§ WHAT IS NEEDED
In your copy, leave out the pictures and repeat the entries below exactly.
-------- DATA
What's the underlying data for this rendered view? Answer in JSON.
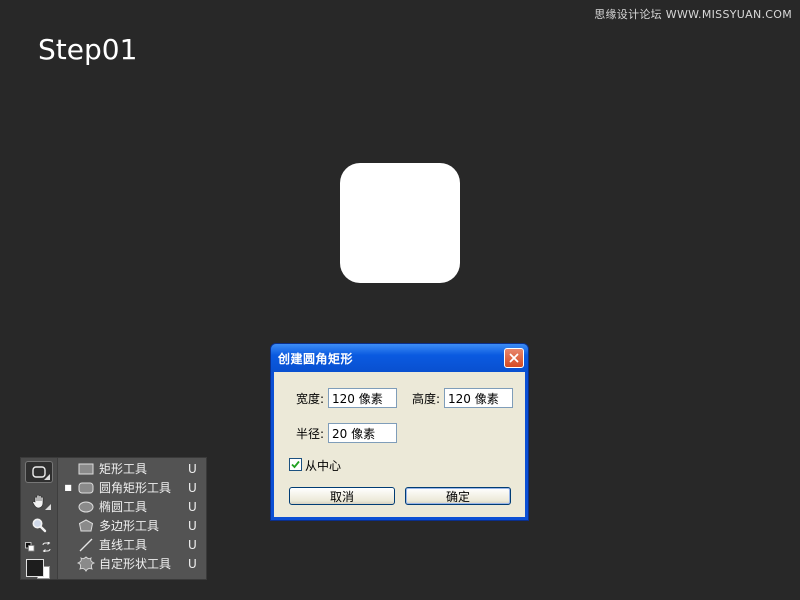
{
  "watermark": "思缘设计论坛 WWW.MISSYUAN.COM",
  "step_title": "Step01",
  "dialog": {
    "title": "创建圆角矩形",
    "width_label": "宽度:",
    "width_value": "120 像素",
    "height_label": "高度:",
    "height_value": "120 像素",
    "radius_label": "半径:",
    "radius_value": "20 像素",
    "from_center_label": "从中心",
    "from_center_checked": true,
    "cancel_label": "取消",
    "ok_label": "确定"
  },
  "tool_menu": {
    "items": [
      {
        "icon": "rectangle-icon",
        "label": "矩形工具",
        "key": "U",
        "selected": false
      },
      {
        "icon": "rounded-rectangle-icon",
        "label": "圆角矩形工具",
        "key": "U",
        "selected": true
      },
      {
        "icon": "ellipse-icon",
        "label": "椭圆工具",
        "key": "U",
        "selected": false
      },
      {
        "icon": "polygon-icon",
        "label": "多边形工具",
        "key": "U",
        "selected": false
      },
      {
        "icon": "line-icon",
        "label": "直线工具",
        "key": "U",
        "selected": false
      },
      {
        "icon": "custom-shape-icon",
        "label": "自定形状工具",
        "key": "U",
        "selected": false
      }
    ]
  },
  "colors": {
    "background": "#282828",
    "shape_fill": "#ffffff",
    "dialog_title_blue": "#0a5ae0",
    "close_red": "#d64a22"
  }
}
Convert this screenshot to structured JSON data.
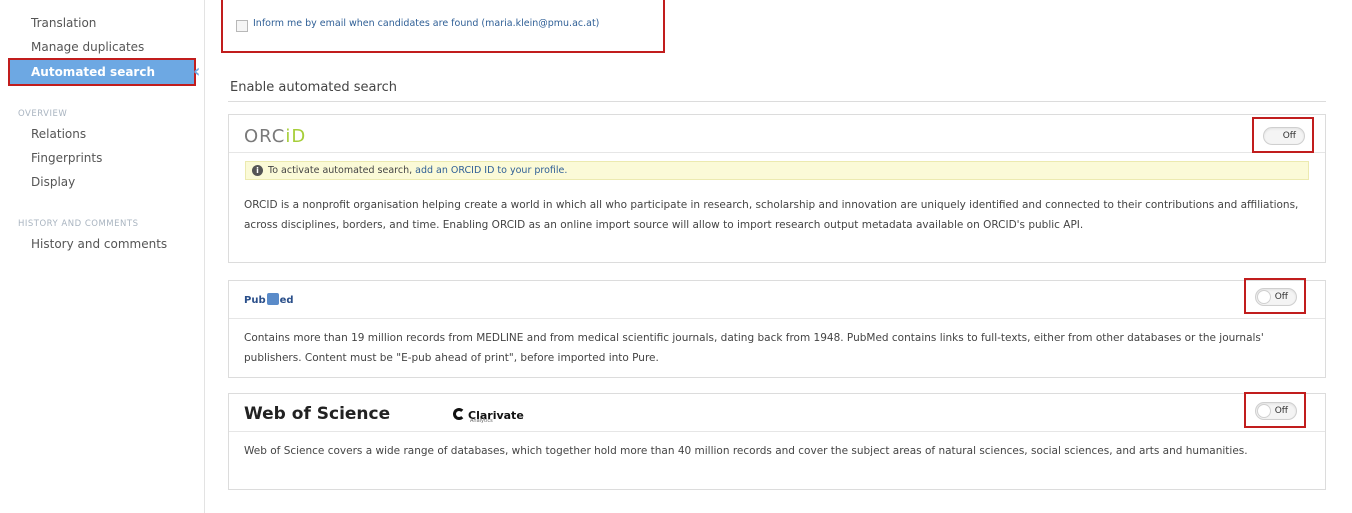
{
  "sidebar": {
    "items_top": [
      "Translation",
      "Manage duplicates"
    ],
    "active": "Automated search",
    "overview_heading": "OVERVIEW",
    "overview_items": [
      "Relations",
      "Fingerprints",
      "Display"
    ],
    "history_heading": "HISTORY AND COMMENTS",
    "history_items": [
      "History and comments"
    ]
  },
  "email_notify": {
    "label": "Inform me by email when candidates are found (maria.klein@pmu.ac.at)",
    "checked": false
  },
  "section": {
    "title": "Enable automated search"
  },
  "sources": {
    "orcid": {
      "logo_text_a": "ORC",
      "logo_text_b": "iD",
      "notice_text": "To activate automated search,",
      "notice_link": "add an ORCID ID to your profile.",
      "description": "ORCID is a nonprofit organisation helping create a world in which all who participate in research, scholarship and innovation are uniquely identified and connected to their contributions and affiliations, across disciplines, borders, and time. Enabling ORCID as an online import source will allow to import research output metadata available on ORCID's public API.",
      "toggle": "Off"
    },
    "pubmed": {
      "logo_a": "Pub",
      "logo_b": "ed",
      "description": "Contains more than 19 million records from MEDLINE and from medical scientific journals, dating back from 1948. PubMed contains links to full-texts, either from other databases or the journals' publishers. Content must be \"E-pub ahead of print\", before imported into Pure.",
      "toggle": "Off"
    },
    "wos": {
      "title": "Web of Science",
      "partner": "Clarivate",
      "partner_sub": "Analytics",
      "description": "Web of Science covers a wide range of databases, which together hold more than 40 million records and cover the subject areas of natural sciences, social sciences, and arts and humanities.",
      "toggle": "Off"
    }
  },
  "colors": {
    "highlight_border": "#c11d1d",
    "sidebar_active": "#6da8e3",
    "link": "#2f5f96",
    "orcid_green": "#a6ce39"
  }
}
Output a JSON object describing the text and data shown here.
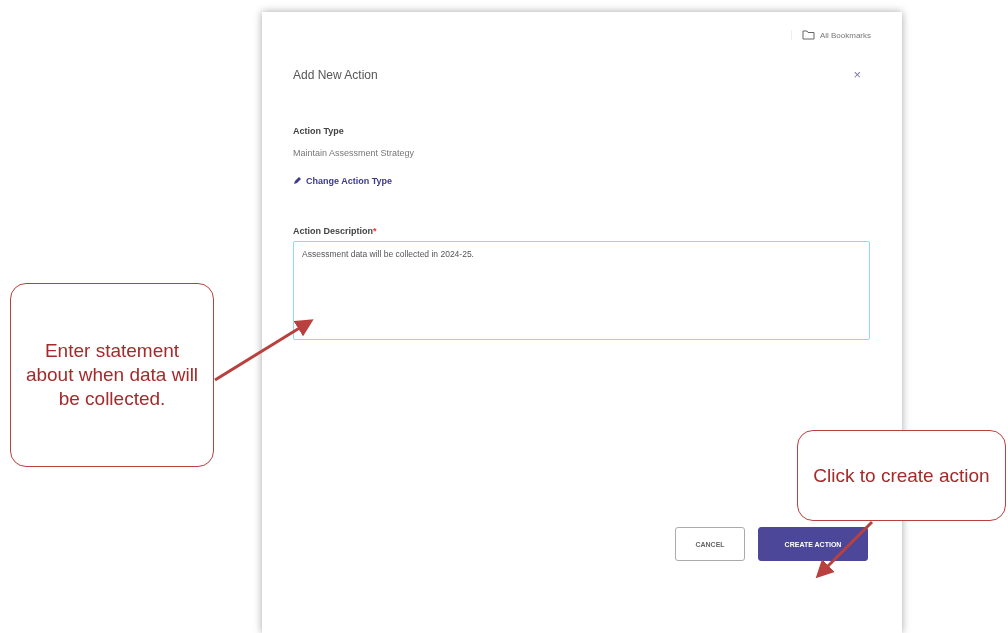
{
  "modal": {
    "bookmarks": "All Bookmarks",
    "title": "Add New Action",
    "close": "×",
    "action_type": {
      "label": "Action Type",
      "value": "Maintain Assessment Strategy",
      "change_link": "Change Action Type"
    },
    "description": {
      "label": "Action Description",
      "required_mark": "*",
      "value": "Assessment data will be collected in 2024-25."
    },
    "buttons": [
      {
        "label": "CANCEL",
        "kind": "secondary"
      },
      {
        "label": "CREATE ACTION",
        "kind": "primary"
      }
    ]
  },
  "annotations": [
    {
      "text": "Enter statement about when data will be collected."
    },
    {
      "text": "Click to create action"
    }
  ]
}
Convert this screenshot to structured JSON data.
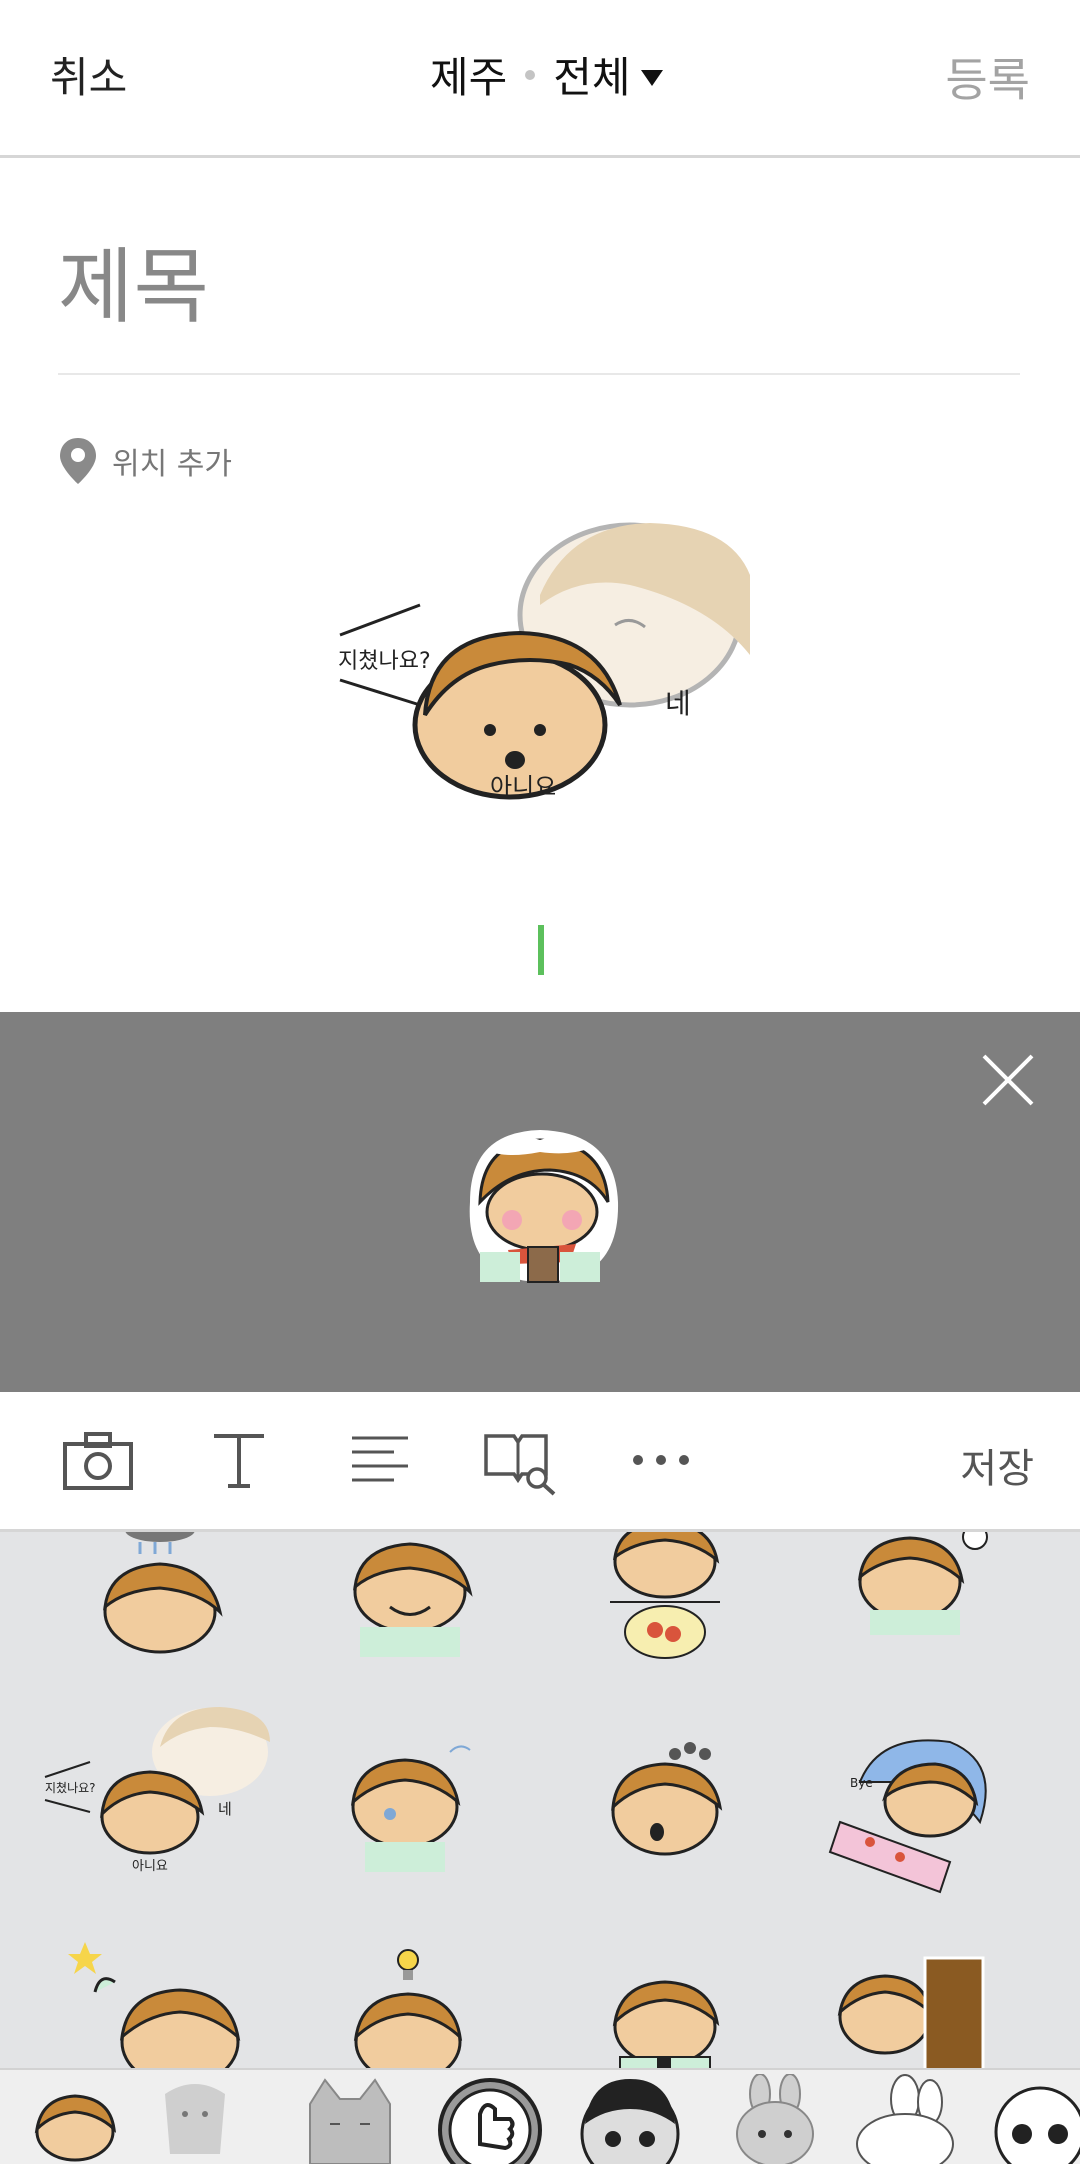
{
  "header": {
    "cancel_label": "취소",
    "region": "제주",
    "scope": "전체",
    "register_label": "등록"
  },
  "editor": {
    "title_placeholder": "제목",
    "location_label": "위치 추가"
  },
  "inserted_sticker": {
    "bubble_text": "지쳤나요?",
    "yes_text": "네",
    "no_text": "아니요"
  },
  "toolbar": {
    "save_label": "저장"
  },
  "sticker_grid": {
    "item_texts": {
      "tired_bubble": "지쳤나요?",
      "yes": "네",
      "no": "아니요",
      "bye": "Bye"
    }
  },
  "colors": {
    "accent_cursor": "#5cc05c",
    "preview_overlay": "#7f7f7f",
    "grid_bg": "#e3e4e6",
    "hair": "#c98a3a",
    "skin": "#f1cc9e"
  },
  "icons": [
    "camera-icon",
    "text-icon",
    "align-icon",
    "book-search-icon",
    "more-icon",
    "close-icon",
    "location-pin-icon"
  ]
}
----------------
§ WORKED SOLUTION
What's the underlying data for this rendered view? Answer in JSON.
{
  "watermark": "思缘设计论坛 WWW.MISSYUAN.COM",
  "step_title": "Step01",
  "dialog": {
    "title": "创建圆角矩形",
    "width_label": "宽度:",
    "width_value": "120 像素",
    "height_label": "高度:",
    "height_value": "120 像素",
    "radius_label": "半径:",
    "radius_value": "20 像素",
    "from_center_label": "从中心",
    "from_center_checked": true,
    "cancel_label": "取消",
    "ok_label": "确定"
  },
  "tool_menu": {
    "items": [
      {
        "icon": "rectangle-icon",
        "label": "矩形工具",
        "key": "U",
        "selected": false
      },
      {
        "icon": "rounded-rectangle-icon",
        "label": "圆角矩形工具",
        "key": "U",
        "selected": true
      },
      {
        "icon": "ellipse-icon",
        "label": "椭圆工具",
        "key": "U",
        "selected": false
      },
      {
        "icon": "polygon-icon",
        "label": "多边形工具",
        "key": "U",
        "selected": false
      },
      {
        "icon": "line-icon",
        "label": "直线工具",
        "key": "U",
        "selected": false
      },
      {
        "icon": "custom-shape-icon",
        "label": "自定形状工具",
        "key": "U",
        "selected": false
      }
    ]
  },
  "colors": {
    "background": "#282828",
    "shape_fill": "#ffffff",
    "dialog_title_blue": "#0a5ae0",
    "close_red": "#d64a22"
  }
}
Convert this screenshot to structured JSON data.
{
  "sidebar": {
    "items_top": [
      "Translation",
      "Manage duplicates"
    ],
    "active": "Automated search",
    "overview_heading": "OVERVIEW",
    "overview_items": [
      "Relations",
      "Fingerprints",
      "Display"
    ],
    "history_heading": "HISTORY AND COMMENTS",
    "history_items": [
      "History and comments"
    ]
  },
  "email_notify": {
    "label": "Inform me by email when candidates are found (maria.klein@pmu.ac.at)",
    "checked": false
  },
  "section": {
    "title": "Enable automated search"
  },
  "sources": {
    "orcid": {
      "logo_text_a": "ORC",
      "logo_text_b": "iD",
      "notice_text": "To activate automated search,",
      "notice_link": "add an ORCID ID to your profile.",
      "description": "ORCID is a nonprofit organisation helping create a world in which all who participate in research, scholarship and innovation are uniquely identified and connected to their contributions and affiliations, across disciplines, borders, and time. Enabling ORCID as an online import source will allow to import research output metadata available on ORCID's public API.",
      "toggle": "Off"
    },
    "pubmed": {
      "logo_a": "Pub",
      "logo_b": "ed",
      "description": "Contains more than 19 million records from MEDLINE and from medical scientific journals, dating back from 1948. PubMed contains links to full-texts, either from other databases or the journals' publishers. Content must be \"E-pub ahead of print\", before imported into Pure.",
      "toggle": "Off"
    },
    "wos": {
      "title": "Web of Science",
      "partner": "Clarivate",
      "partner_sub": "Analytics",
      "description": "Web of Science covers a wide range of databases, which together hold more than 40 million records and cover the subject areas of natural sciences, social sciences, and arts and humanities.",
      "toggle": "Off"
    }
  },
  "colors": {
    "highlight_border": "#c11d1d",
    "sidebar_active": "#6da8e3",
    "link": "#2f5f96",
    "orcid_green": "#a6ce39"
  }
}
Output a JSON object describing the text and data shown here.
{
  "modal": {
    "bookmarks": "All Bookmarks",
    "title": "Add New Action",
    "close": "×",
    "action_type": {
      "label": "Action Type",
      "value": "Maintain Assessment Strategy",
      "change_link": "Change Action Type"
    },
    "description": {
      "label": "Action Description",
      "required_mark": "*",
      "value": "Assessment data will be collected in 2024-25."
    },
    "buttons": [
      {
        "label": "CANCEL",
        "kind": "secondary"
      },
      {
        "label": "CREATE ACTION",
        "kind": "primary"
      }
    ]
  },
  "annotations": [
    {
      "text": "Enter statement about when data will be collected."
    },
    {
      "text": "Click to create action"
    }
  ]
}
Convert this screenshot to structured JSON data.
{
  "header": {
    "cancel_label": "취소",
    "region": "제주",
    "scope": "전체",
    "register_label": "등록"
  },
  "editor": {
    "title_placeholder": "제목",
    "location_label": "위치 추가"
  },
  "inserted_sticker": {
    "bubble_text": "지쳤나요?",
    "yes_text": "네",
    "no_text": "아니요"
  },
  "toolbar": {
    "save_label": "저장"
  },
  "sticker_grid": {
    "item_texts": {
      "tired_bubble": "지쳤나요?",
      "yes": "네",
      "no": "아니요",
      "bye": "Bye"
    }
  },
  "colors": {
    "accent_cursor": "#5cc05c",
    "preview_overlay": "#7f7f7f",
    "grid_bg": "#e3e4e6",
    "hair": "#c98a3a",
    "skin": "#f1cc9e"
  },
  "icons": [
    "camera-icon",
    "text-icon",
    "align-icon",
    "book-search-icon",
    "more-icon",
    "close-icon",
    "location-pin-icon"
  ]
}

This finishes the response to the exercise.